## Task to carry out
State how many lines of the entries below hold the word "감사하여"; reply with nothing but the number.

"""

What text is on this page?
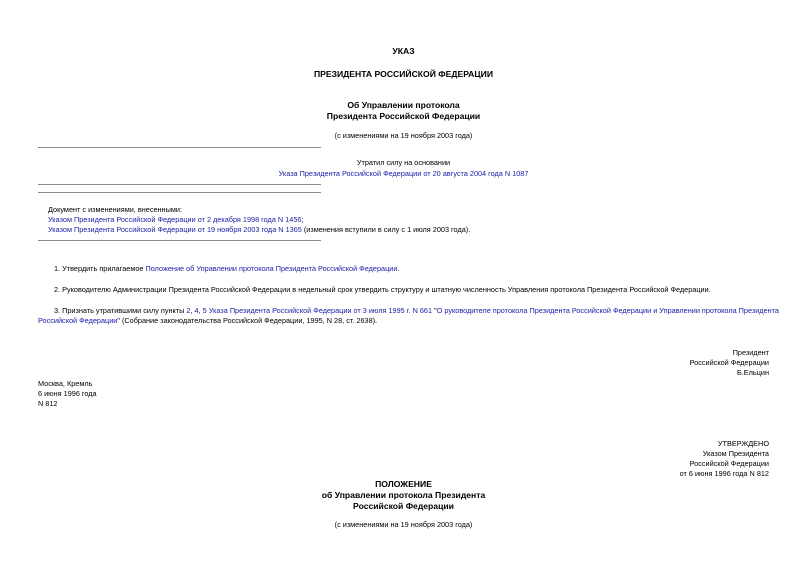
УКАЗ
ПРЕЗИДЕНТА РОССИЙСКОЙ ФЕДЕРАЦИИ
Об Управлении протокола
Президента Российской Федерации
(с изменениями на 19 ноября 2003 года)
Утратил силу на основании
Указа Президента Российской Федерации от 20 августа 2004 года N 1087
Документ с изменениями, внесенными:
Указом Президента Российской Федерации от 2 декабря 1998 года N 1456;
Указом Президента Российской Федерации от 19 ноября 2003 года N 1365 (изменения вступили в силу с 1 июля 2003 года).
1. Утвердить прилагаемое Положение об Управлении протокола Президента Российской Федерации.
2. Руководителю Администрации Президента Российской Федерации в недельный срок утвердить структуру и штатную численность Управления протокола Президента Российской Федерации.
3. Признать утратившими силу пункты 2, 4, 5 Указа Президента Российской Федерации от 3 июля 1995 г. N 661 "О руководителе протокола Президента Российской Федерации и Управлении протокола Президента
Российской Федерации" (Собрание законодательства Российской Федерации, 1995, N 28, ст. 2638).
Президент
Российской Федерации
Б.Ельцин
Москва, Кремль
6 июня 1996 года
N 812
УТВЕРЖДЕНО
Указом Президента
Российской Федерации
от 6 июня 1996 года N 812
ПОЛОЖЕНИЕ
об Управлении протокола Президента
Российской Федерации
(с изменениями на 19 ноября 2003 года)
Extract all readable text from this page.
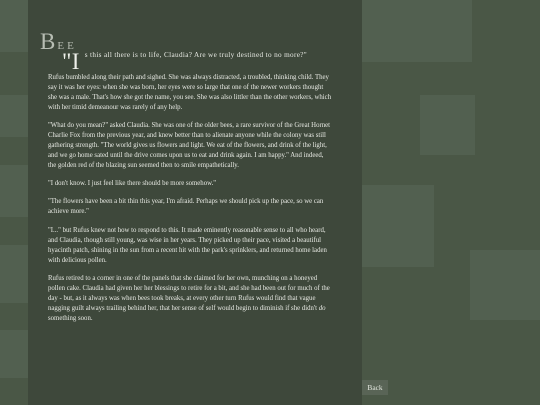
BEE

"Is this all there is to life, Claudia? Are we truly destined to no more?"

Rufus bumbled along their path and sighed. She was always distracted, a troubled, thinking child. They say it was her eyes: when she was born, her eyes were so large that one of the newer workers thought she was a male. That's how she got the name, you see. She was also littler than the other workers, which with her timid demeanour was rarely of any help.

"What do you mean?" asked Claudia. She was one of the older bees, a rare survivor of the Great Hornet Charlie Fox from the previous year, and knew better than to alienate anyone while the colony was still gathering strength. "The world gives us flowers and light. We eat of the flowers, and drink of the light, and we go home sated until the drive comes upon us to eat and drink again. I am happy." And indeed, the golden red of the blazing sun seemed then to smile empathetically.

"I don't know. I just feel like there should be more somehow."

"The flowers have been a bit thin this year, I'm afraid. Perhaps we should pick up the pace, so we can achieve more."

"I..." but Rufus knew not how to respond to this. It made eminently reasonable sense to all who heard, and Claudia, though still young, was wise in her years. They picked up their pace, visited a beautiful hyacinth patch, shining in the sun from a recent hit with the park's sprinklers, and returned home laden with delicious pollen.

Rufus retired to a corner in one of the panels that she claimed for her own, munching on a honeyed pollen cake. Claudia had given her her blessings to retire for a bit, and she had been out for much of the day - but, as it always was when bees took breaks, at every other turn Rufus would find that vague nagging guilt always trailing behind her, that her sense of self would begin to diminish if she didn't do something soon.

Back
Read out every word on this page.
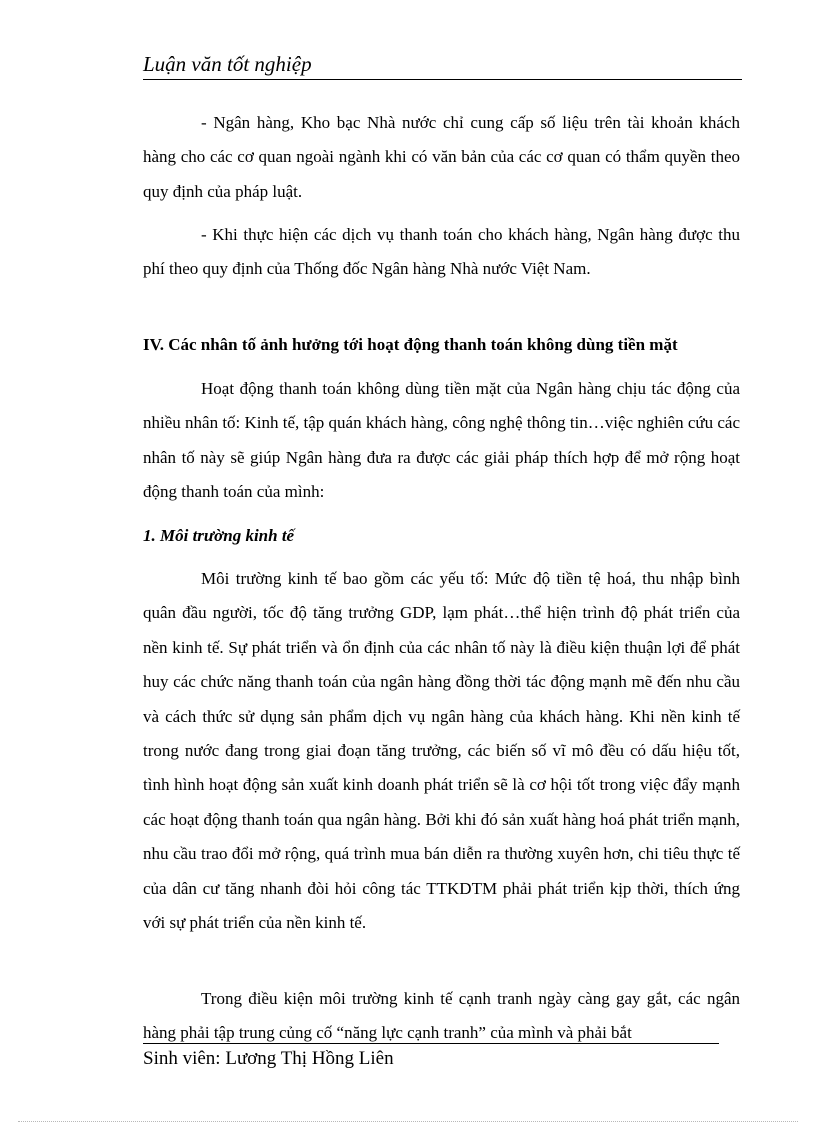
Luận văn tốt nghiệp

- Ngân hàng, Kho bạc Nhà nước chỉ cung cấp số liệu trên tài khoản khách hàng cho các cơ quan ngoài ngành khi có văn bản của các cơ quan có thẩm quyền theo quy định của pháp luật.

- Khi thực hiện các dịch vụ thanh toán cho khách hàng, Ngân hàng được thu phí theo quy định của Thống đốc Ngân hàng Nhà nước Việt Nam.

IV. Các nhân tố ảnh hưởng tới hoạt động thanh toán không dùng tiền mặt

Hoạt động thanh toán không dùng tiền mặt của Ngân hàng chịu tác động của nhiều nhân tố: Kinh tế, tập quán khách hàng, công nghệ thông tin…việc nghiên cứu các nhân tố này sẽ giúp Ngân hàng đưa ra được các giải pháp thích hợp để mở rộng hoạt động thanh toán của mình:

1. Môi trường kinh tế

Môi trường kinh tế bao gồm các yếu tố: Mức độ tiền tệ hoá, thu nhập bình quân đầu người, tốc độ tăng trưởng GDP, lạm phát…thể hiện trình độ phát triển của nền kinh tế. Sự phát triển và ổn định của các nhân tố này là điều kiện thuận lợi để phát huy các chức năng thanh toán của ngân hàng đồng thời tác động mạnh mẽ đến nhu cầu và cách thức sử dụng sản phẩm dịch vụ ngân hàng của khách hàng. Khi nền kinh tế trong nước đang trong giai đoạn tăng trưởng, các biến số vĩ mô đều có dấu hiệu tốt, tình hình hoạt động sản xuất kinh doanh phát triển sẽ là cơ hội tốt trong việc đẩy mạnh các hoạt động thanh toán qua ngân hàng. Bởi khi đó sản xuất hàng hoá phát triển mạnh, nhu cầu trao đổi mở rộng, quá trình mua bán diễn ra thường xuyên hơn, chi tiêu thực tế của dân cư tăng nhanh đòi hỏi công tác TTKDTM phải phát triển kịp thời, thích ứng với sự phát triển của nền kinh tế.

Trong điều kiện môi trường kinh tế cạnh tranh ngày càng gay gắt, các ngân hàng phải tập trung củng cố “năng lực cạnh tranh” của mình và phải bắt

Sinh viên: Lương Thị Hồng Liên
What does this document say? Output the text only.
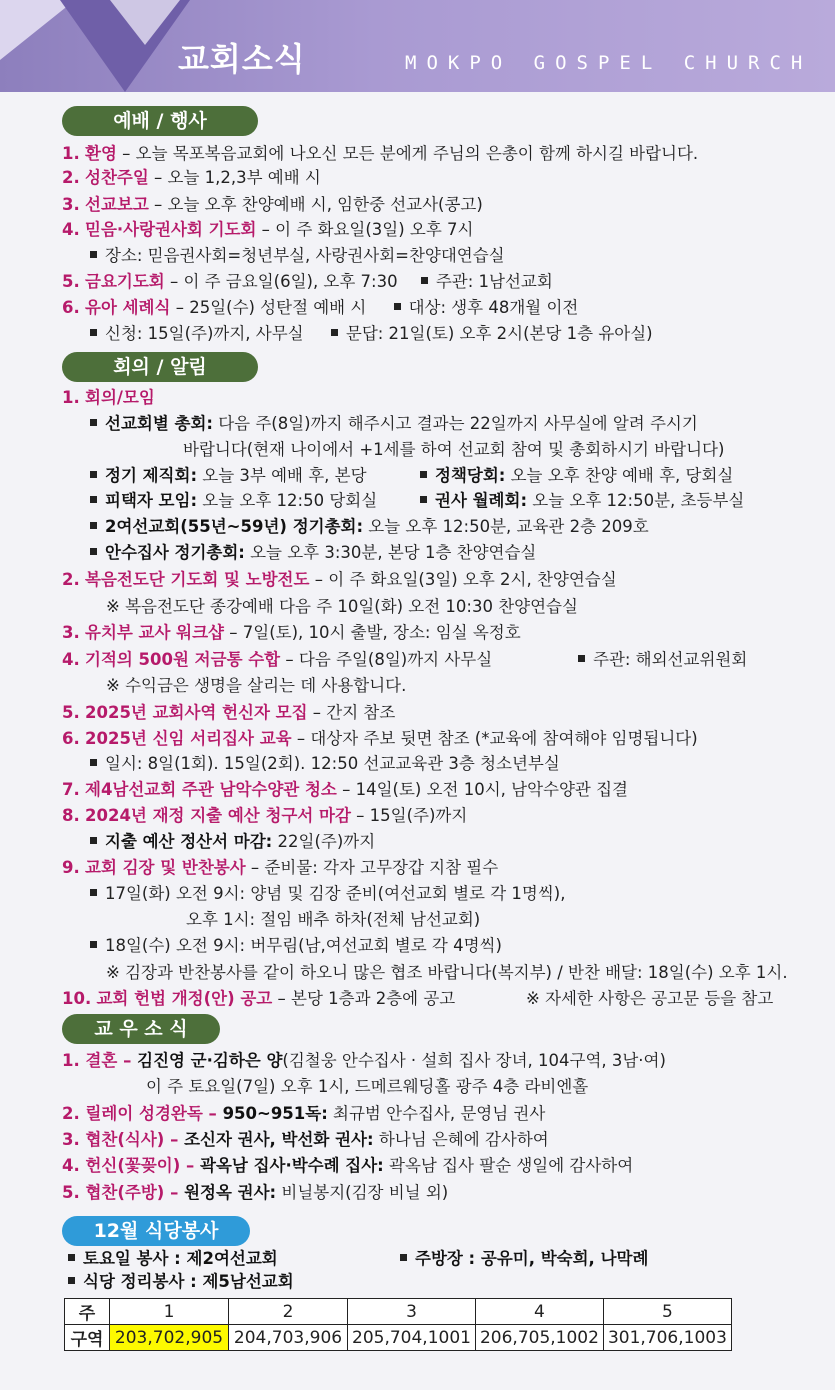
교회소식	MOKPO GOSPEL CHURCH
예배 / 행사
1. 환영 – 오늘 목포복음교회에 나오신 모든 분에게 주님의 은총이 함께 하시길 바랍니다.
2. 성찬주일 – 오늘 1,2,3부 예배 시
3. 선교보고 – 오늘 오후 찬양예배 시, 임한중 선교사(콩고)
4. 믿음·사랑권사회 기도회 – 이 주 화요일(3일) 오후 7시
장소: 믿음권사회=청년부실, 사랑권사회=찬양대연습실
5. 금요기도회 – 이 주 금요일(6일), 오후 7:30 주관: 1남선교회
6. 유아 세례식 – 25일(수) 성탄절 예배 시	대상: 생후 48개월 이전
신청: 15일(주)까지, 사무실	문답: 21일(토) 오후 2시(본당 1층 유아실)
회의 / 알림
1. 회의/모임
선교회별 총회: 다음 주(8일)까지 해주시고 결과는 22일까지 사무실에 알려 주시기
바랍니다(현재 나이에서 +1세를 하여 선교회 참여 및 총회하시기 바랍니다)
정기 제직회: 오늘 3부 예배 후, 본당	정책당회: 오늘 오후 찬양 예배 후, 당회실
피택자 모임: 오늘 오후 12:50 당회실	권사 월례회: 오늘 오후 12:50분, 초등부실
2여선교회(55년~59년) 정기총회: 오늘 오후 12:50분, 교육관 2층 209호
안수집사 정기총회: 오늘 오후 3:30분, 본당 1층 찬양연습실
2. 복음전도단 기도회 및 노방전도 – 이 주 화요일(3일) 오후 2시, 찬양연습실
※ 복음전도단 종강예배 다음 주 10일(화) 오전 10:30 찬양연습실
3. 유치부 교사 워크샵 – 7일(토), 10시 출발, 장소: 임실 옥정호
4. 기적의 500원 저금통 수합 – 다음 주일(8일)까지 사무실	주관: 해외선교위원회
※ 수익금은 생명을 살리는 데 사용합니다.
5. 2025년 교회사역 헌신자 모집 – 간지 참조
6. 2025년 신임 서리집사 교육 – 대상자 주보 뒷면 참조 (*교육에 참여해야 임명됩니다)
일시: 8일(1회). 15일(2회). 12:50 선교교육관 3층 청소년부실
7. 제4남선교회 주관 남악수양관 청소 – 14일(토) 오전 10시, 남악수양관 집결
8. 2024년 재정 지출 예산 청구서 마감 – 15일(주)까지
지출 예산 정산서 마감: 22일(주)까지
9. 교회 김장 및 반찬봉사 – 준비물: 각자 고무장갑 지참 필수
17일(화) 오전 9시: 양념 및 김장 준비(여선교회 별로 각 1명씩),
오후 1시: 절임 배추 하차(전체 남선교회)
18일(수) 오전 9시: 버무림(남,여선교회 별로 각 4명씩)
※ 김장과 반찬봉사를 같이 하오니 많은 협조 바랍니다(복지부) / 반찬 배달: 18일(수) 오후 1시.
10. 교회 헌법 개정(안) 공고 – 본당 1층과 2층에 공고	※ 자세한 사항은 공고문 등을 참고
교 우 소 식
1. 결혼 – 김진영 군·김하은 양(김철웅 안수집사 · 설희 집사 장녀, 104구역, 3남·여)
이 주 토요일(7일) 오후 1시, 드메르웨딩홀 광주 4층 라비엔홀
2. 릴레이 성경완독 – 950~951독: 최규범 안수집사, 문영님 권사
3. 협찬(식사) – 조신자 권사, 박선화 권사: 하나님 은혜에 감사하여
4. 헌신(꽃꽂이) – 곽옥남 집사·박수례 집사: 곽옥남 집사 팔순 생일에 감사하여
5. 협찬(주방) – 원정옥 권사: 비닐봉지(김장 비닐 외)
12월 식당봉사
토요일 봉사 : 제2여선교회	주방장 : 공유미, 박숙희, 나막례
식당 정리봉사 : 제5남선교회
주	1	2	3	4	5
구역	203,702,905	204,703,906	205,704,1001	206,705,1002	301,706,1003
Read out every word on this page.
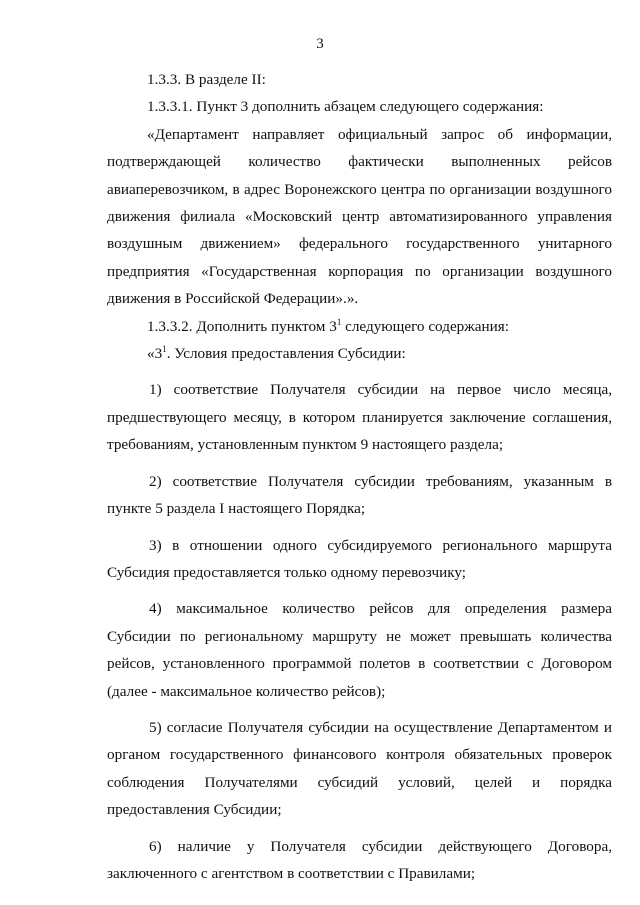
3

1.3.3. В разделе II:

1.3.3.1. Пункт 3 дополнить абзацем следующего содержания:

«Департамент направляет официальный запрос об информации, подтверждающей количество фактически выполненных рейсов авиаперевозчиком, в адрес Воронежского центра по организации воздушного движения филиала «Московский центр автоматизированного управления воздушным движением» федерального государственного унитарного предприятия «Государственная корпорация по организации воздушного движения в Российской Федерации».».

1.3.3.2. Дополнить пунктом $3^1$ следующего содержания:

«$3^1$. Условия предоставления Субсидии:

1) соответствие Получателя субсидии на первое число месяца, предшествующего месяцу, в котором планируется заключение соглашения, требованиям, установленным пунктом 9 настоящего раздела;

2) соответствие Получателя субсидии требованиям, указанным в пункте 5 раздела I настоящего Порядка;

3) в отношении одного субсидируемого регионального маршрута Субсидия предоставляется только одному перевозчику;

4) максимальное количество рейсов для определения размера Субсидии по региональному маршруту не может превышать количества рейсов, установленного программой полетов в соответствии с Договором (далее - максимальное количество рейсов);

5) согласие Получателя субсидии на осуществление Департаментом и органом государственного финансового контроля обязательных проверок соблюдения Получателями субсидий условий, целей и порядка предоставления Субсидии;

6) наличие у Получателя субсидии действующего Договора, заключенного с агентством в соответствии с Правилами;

"""

## Output of the task
2